• _REQUIRED TASK_
Copy every line of the records below without changing anything, including each box.

• _RECORDS SUPPLIED_

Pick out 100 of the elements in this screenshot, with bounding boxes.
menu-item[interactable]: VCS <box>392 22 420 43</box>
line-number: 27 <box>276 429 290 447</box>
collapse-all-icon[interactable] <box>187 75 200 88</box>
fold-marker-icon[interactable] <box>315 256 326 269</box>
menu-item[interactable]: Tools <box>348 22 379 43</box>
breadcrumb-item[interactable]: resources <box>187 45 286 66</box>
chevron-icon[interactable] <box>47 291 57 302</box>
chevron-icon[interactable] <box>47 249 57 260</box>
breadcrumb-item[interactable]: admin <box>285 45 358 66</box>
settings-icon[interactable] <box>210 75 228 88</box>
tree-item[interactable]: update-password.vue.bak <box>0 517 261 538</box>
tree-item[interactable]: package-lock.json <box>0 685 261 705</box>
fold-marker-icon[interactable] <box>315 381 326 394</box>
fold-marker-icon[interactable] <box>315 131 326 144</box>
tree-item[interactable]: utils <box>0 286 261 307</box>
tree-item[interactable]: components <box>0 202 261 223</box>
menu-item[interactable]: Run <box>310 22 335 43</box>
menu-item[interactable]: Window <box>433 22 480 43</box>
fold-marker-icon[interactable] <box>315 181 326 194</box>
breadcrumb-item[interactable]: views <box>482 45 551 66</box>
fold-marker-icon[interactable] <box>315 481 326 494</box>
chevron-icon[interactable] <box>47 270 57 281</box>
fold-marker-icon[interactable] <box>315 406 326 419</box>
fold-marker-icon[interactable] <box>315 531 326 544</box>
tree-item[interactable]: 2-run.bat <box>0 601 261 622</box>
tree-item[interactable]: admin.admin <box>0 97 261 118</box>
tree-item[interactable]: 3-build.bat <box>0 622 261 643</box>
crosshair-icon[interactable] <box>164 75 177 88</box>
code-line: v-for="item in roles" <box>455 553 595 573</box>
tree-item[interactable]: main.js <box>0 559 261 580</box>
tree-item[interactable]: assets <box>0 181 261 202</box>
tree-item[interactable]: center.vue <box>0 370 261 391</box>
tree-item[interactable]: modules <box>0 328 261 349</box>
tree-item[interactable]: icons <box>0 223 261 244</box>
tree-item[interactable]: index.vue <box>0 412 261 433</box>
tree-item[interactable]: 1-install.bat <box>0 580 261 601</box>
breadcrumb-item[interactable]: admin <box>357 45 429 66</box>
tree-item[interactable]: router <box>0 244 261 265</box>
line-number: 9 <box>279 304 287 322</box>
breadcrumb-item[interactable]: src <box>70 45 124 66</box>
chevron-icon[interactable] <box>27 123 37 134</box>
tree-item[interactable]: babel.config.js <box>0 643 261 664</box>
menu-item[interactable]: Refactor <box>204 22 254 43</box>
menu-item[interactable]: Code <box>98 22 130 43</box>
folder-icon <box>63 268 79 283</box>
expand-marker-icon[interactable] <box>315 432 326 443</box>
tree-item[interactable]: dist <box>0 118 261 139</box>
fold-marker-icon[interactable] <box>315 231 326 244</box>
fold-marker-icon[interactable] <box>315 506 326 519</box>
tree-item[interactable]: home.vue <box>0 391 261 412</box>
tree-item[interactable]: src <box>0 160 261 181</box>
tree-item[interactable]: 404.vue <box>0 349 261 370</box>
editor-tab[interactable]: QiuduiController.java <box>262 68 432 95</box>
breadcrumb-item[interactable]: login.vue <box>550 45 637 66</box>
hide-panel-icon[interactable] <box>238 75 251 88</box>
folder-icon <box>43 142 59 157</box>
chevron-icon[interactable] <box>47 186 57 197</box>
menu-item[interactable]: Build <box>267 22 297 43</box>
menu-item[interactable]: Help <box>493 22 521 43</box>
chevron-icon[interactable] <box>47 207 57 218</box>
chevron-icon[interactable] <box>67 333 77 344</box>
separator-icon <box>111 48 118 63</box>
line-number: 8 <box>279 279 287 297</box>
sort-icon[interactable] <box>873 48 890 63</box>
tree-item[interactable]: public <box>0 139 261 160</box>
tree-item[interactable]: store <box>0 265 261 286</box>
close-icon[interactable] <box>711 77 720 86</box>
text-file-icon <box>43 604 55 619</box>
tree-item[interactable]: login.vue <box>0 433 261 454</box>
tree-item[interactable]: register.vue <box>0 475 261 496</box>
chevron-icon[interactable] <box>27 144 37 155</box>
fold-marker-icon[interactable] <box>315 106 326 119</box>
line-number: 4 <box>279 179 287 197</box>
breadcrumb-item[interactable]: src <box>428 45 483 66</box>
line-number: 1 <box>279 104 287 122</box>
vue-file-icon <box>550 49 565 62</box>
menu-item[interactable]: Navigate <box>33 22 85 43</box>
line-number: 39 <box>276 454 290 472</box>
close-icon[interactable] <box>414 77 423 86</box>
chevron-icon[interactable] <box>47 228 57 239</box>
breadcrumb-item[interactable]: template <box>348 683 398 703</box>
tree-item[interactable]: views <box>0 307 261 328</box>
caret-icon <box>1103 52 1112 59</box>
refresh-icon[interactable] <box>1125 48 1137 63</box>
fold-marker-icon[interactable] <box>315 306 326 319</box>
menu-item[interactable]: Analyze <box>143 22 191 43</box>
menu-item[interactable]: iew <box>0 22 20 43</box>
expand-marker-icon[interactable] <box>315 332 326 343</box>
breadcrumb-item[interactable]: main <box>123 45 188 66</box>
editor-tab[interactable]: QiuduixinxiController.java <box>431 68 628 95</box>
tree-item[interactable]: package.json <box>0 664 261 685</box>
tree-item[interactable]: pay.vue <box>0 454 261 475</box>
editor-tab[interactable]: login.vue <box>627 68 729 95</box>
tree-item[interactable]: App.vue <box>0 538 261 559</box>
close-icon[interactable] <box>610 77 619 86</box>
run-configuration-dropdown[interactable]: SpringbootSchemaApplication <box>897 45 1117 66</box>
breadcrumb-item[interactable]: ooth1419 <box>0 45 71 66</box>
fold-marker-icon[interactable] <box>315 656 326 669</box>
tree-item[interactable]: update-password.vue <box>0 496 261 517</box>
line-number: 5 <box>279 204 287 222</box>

• _OUTPUT BELOW_
Pick out 100 of the elements in this screenshot, with bounding boxes.
menu-item[interactable]: VCS <box>392 22 420 43</box>
line-number: 27 <box>276 429 290 447</box>
collapse-all-icon[interactable] <box>187 75 200 88</box>
fold-marker-icon[interactable] <box>315 256 326 269</box>
menu-item[interactable]: Tools <box>348 22 379 43</box>
breadcrumb-item[interactable]: resources <box>187 45 286 66</box>
chevron-icon[interactable] <box>47 291 57 302</box>
chevron-icon[interactable] <box>47 249 57 260</box>
breadcrumb-item[interactable]: admin <box>285 45 358 66</box>
settings-icon[interactable] <box>210 75 228 88</box>
tree-item[interactable]: update-password.vue.bak <box>0 517 261 538</box>
tree-item[interactable]: package-lock.json <box>0 685 261 705</box>
fold-marker-icon[interactable] <box>315 381 326 394</box>
fold-marker-icon[interactable] <box>315 131 326 144</box>
tree-item[interactable]: utils <box>0 286 261 307</box>
tree-item[interactable]: components <box>0 202 261 223</box>
menu-item[interactable]: Run <box>310 22 335 43</box>
menu-item[interactable]: Window <box>433 22 480 43</box>
fold-marker-icon[interactable] <box>315 181 326 194</box>
breadcrumb-item[interactable]: views <box>482 45 551 66</box>
fold-marker-icon[interactable] <box>315 481 326 494</box>
chevron-icon[interactable] <box>47 270 57 281</box>
fold-marker-icon[interactable] <box>315 406 326 419</box>
fold-marker-icon[interactable] <box>315 531 326 544</box>
tree-item[interactable]: 2-run.bat <box>0 601 261 622</box>
tree-item[interactable]: admin.admin <box>0 97 261 118</box>
tree-item[interactable]: 3-build.bat <box>0 622 261 643</box>
crosshair-icon[interactable] <box>164 75 177 88</box>
code-line: v-for="item in roles" <box>455 553 595 573</box>
tree-item[interactable]: main.js <box>0 559 261 580</box>
tree-item[interactable]: assets <box>0 181 261 202</box>
tree-item[interactable]: center.vue <box>0 370 261 391</box>
tree-item[interactable]: modules <box>0 328 261 349</box>
tree-item[interactable]: icons <box>0 223 261 244</box>
tree-item[interactable]: index.vue <box>0 412 261 433</box>
tree-item[interactable]: 1-install.bat <box>0 580 261 601</box>
breadcrumb-item[interactable]: admin <box>357 45 429 66</box>
tree-item[interactable]: router <box>0 244 261 265</box>
line-number: 9 <box>279 304 287 322</box>
breadcrumb-item[interactable]: src <box>70 45 124 66</box>
chevron-icon[interactable] <box>27 123 37 134</box>
tree-item[interactable]: babel.config.js <box>0 643 261 664</box>
menu-item[interactable]: Refactor <box>204 22 254 43</box>
menu-item[interactable]: Code <box>98 22 130 43</box>
folder-icon <box>63 268 79 283</box>
expand-marker-icon[interactable] <box>315 432 326 443</box>
tree-item[interactable]: dist <box>0 118 261 139</box>
fold-marker-icon[interactable] <box>315 231 326 244</box>
fold-marker-icon[interactable] <box>315 506 326 519</box>
tree-item[interactable]: home.vue <box>0 391 261 412</box>
tree-item[interactable]: src <box>0 160 261 181</box>
tree-item[interactable]: 404.vue <box>0 349 261 370</box>
editor-tab[interactable]: QiuduiController.java <box>262 68 432 95</box>
breadcrumb-item[interactable]: login.vue <box>550 45 637 66</box>
hide-panel-icon[interactable] <box>238 75 251 88</box>
folder-icon <box>43 142 59 157</box>
chevron-icon[interactable] <box>47 186 57 197</box>
menu-item[interactable]: Build <box>267 22 297 43</box>
menu-item[interactable]: Help <box>493 22 521 43</box>
chevron-icon[interactable] <box>47 207 57 218</box>
chevron-icon[interactable] <box>67 333 77 344</box>
separator-icon <box>111 48 118 63</box>
line-number: 8 <box>279 279 287 297</box>
sort-icon[interactable] <box>873 48 890 63</box>
tree-item[interactable]: public <box>0 139 261 160</box>
tree-item[interactable]: store <box>0 265 261 286</box>
close-icon[interactable] <box>711 77 720 86</box>
text-file-icon <box>43 604 55 619</box>
tree-item[interactable]: login.vue <box>0 433 261 454</box>
tree-item[interactable]: register.vue <box>0 475 261 496</box>
chevron-icon[interactable] <box>27 144 37 155</box>
fold-marker-icon[interactable] <box>315 106 326 119</box>
line-number: 4 <box>279 179 287 197</box>
breadcrumb-item[interactable]: src <box>428 45 483 66</box>
line-number: 1 <box>279 104 287 122</box>
vue-file-icon <box>550 49 565 62</box>
menu-item[interactable]: Navigate <box>33 22 85 43</box>
line-number: 39 <box>276 454 290 472</box>
close-icon[interactable] <box>414 77 423 86</box>
chevron-icon[interactable] <box>47 228 57 239</box>
breadcrumb-item[interactable]: template <box>348 683 398 703</box>
tree-item[interactable]: views <box>0 307 261 328</box>
caret-icon <box>1103 52 1112 59</box>
refresh-icon[interactable] <box>1125 48 1137 63</box>
fold-marker-icon[interactable] <box>315 306 326 319</box>
menu-item[interactable]: Analyze <box>143 22 191 43</box>
menu-item[interactable]: iew <box>0 22 20 43</box>
expand-marker-icon[interactable] <box>315 332 326 343</box>
breadcrumb-item[interactable]: main <box>123 45 188 66</box>
editor-tab[interactable]: QiuduixinxiController.java <box>431 68 628 95</box>
tree-item[interactable]: package.json <box>0 664 261 685</box>
tree-item[interactable]: pay.vue <box>0 454 261 475</box>
editor-tab[interactable]: login.vue <box>627 68 729 95</box>
tree-item[interactable]: App.vue <box>0 538 261 559</box>
close-icon[interactable] <box>610 77 619 86</box>
run-configuration-dropdown[interactable]: SpringbootSchemaApplication <box>897 45 1117 66</box>
breadcrumb-item[interactable]: ooth1419 <box>0 45 71 66</box>
fold-marker-icon[interactable] <box>315 656 326 669</box>
tree-item[interactable]: update-password.vue <box>0 496 261 517</box>
line-number: 5 <box>279 204 287 222</box>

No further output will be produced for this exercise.